## Document

Macron sur le numérique: la connivence fixera-t-elle les règles ?
J'ai déjà eu l'occasion de réagir au programme marqué comme «libéral» de François Fillon, à l'occasion des Primaires de la droite. Aussi parait-il juste de décortiquer des propositions faites, plus particulièrement pour le numérique, par le candidat Emmanuel Macron, lui aussi taxé de « libéralisme ». Je réagirai ici à la liste des mesures proposées par le candidat Macron sur son site.
Concernant l’objectif 1 de «lutte contre les inégalités d’accès au numérique» avec la couverture en très haut débit de l’ensemble du territoire et d’élimination des zones blanches, elle avait été négociée en 2015 par le ministre de l’Économie qui était… Emmanuel Macron et qui reprenait déjà des mesures de… la «Loi Macron». Il est vrai que l’accord prévoyait la 3G pas la 4G comme dans le programme, cependant cette mesure n’a rien d’une nouveauté. En revanche on connaît justement la proximité du candidat avec certains opérateurs : ce mélange ne peut-il constituer un risque de connivence, et de fermeture à des concurrents émergents demain ?
Sur l’objectif d’aider «les TPE et les PME à réussir leur transformation numérique», toutes les entreprises ont-elles réellement besoin de «transformation numérique» ? On pense ici à certains secteurs artisanaux qui peuvent avoir des besoins limités en la matière. Si des entreprises éprouvent le besoin de cette «transformation» elles devraient pouvoir le faire de leur propre chef. Le meilleur moyen est alors de baisser le fardeau fiscal et social qui les empêche de le faire, et non subventionner des formations etc.

## Données extraites
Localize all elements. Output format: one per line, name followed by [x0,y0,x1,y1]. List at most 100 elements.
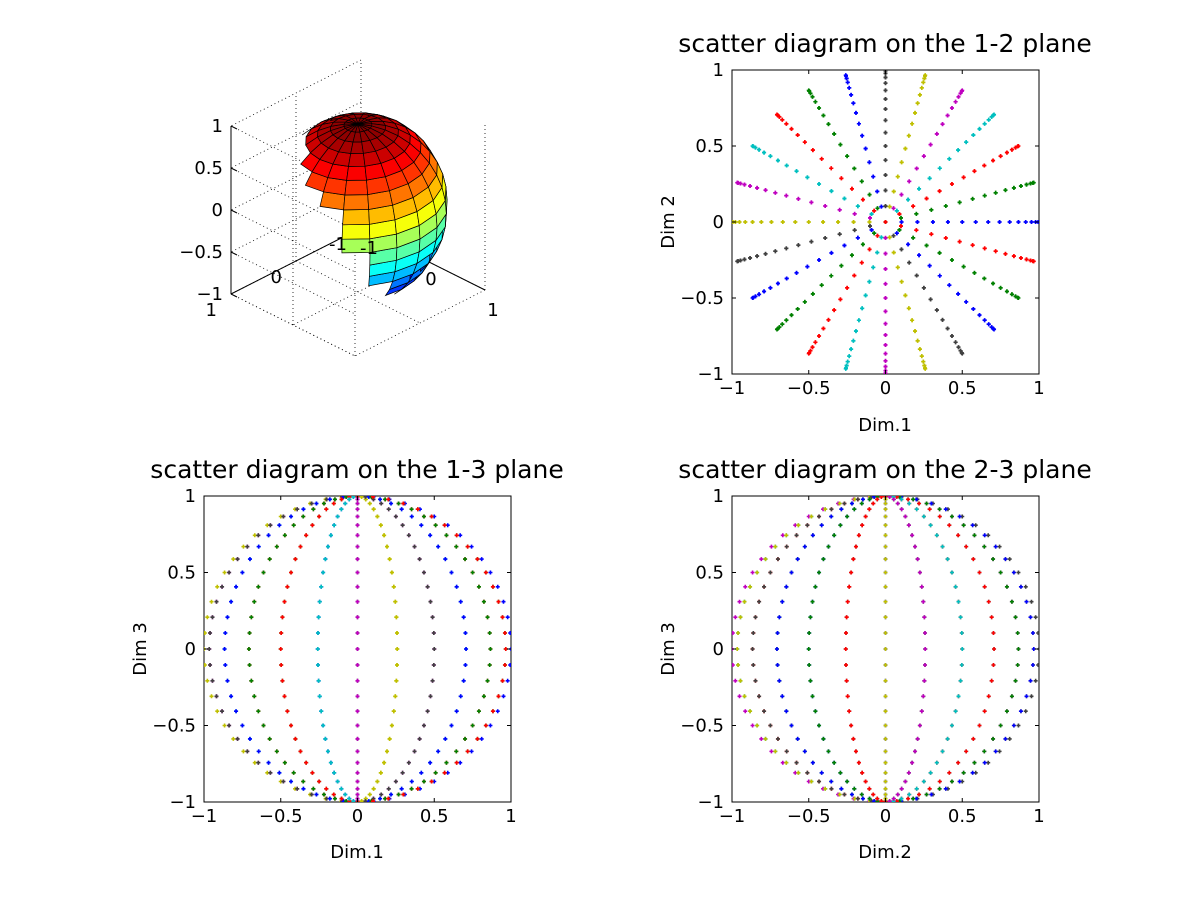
scatter-point [923,631,928,636]
scatter-point [928,142,933,147]
scatter-point [249,678,254,683]
scatter-point [807,89,812,94]
scatter-point [315,631,320,636]
scatter-point [817,182,822,186]
scatter-point [227,723,232,728]
scatter-point [280,615,285,620]
scatter-point [430,678,435,683]
scatter-point [1029,220,1034,224]
scatter-point [463,631,468,636]
scatter-point [891,497,896,502]
scatter-point [907,792,912,797]
scatter-point [339,507,344,512]
scatter-point [431,631,436,636]
scatter-point [738,181,743,186]
scatter-point [321,501,326,506]
scatter-point [883,351,888,356]
scatter-point [964,749,969,754]
scatter-point [982,544,987,549]
scatter-point [839,507,844,512]
scatter-point [899,796,904,801]
scatter-point [298,749,303,754]
scatter-point [959,350,964,355]
scatter-point [339,786,344,791]
scatter-point [986,322,991,327]
scatter-point [851,557,856,562]
scatter-point [832,131,837,136]
scatter-point [502,631,507,636]
scatter-point [293,736,298,741]
scatter-point [998,723,1003,728]
scatter-point [733,615,738,620]
scatter-point [481,599,486,604]
scatter-point [977,126,982,131]
y-axis-label-2-3: Dim 3 [658,622,679,676]
scatter-point [304,760,309,765]
scatter-point [763,736,768,741]
scatter-point [256,709,261,714]
scatter-point [755,185,760,190]
x-tick-label: -1 [360,238,378,259]
scatter-point [924,196,929,201]
scatter-point [849,186,854,191]
y-tick-label: 0 [713,639,724,660]
scatter-point [1028,615,1033,620]
scatter-point [921,599,926,604]
scatter-point [355,662,360,667]
scatter-point [332,523,337,528]
scatter-point [796,523,801,528]
scatter-point [208,631,213,636]
scatter-point [335,779,340,784]
scatter-point [875,206,880,211]
scatter-point [959,631,964,636]
scatter-point [883,173,888,178]
scatter-point [847,85,852,90]
scatter-point [252,599,257,604]
scatter-point [215,584,220,589]
scatter-point [753,615,758,620]
scatter-point [986,533,991,538]
scatter-point [871,501,876,506]
scatter-point [458,533,463,538]
scatter-point [829,514,834,519]
scatter-point [301,507,306,512]
scatter-point [389,792,394,797]
scatter-point [317,514,322,519]
scatter-point [917,723,922,728]
scatter-point [883,770,888,775]
scatter-point [1007,220,1012,224]
scatter-point [415,507,420,512]
scatter-point [921,285,926,290]
scatter-point [859,260,864,265]
scatter-point [913,749,918,754]
scatter-point [412,544,417,549]
scatter-point [917,347,922,352]
scatter-point [949,258,954,262]
scatter-point [295,786,300,791]
scatter-point [395,631,400,636]
scatter-point [928,770,933,775]
scatter-point [382,533,387,538]
scatter-point [748,709,753,714]
scatter-point [458,760,463,765]
scatter-point [860,770,865,775]
scatter-point [883,188,888,193]
scatter-point [809,239,814,244]
scatter-point [449,570,454,575]
scatter-point [898,224,903,229]
scatter-point [867,160,872,165]
scatter-point [784,584,789,589]
scatter-point [315,662,320,667]
scatter-point [883,760,888,765]
scatter-point [379,501,384,506]
scatter-point [997,544,1002,549]
y-tick-label: −1 [697,364,724,385]
scatter-point [949,723,954,728]
scatter-point [469,544,474,549]
scatter-point [419,770,424,775]
scatter-point [1004,709,1009,714]
scatter-point [819,770,824,775]
scatter-point [347,497,352,502]
scatter-point [769,544,774,549]
scatter-point [843,631,848,636]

## Énoncé
Mettez à jour le passage du billet sur Macron et le numérique qui commence par « J'ai déjà eu » et se termine par « sur son site. ». Réécrivez-le en remplaçant « candidat » par « postulant ».

## Réponse
J'ai déjà eu l'occasion de réagir au programme marqué comme «libéral» de François Fillon, à l'occasion des Primaires de la droite. Aussi parait-il juste de décortiquer des propositions faites, plus particulièrement pour le numérique, par le postulant Emmanuel Macron, lui aussi taxé de « libéralisme ». Je réagirai ici à la liste des mesures proposées par le postulant Macron sur son site.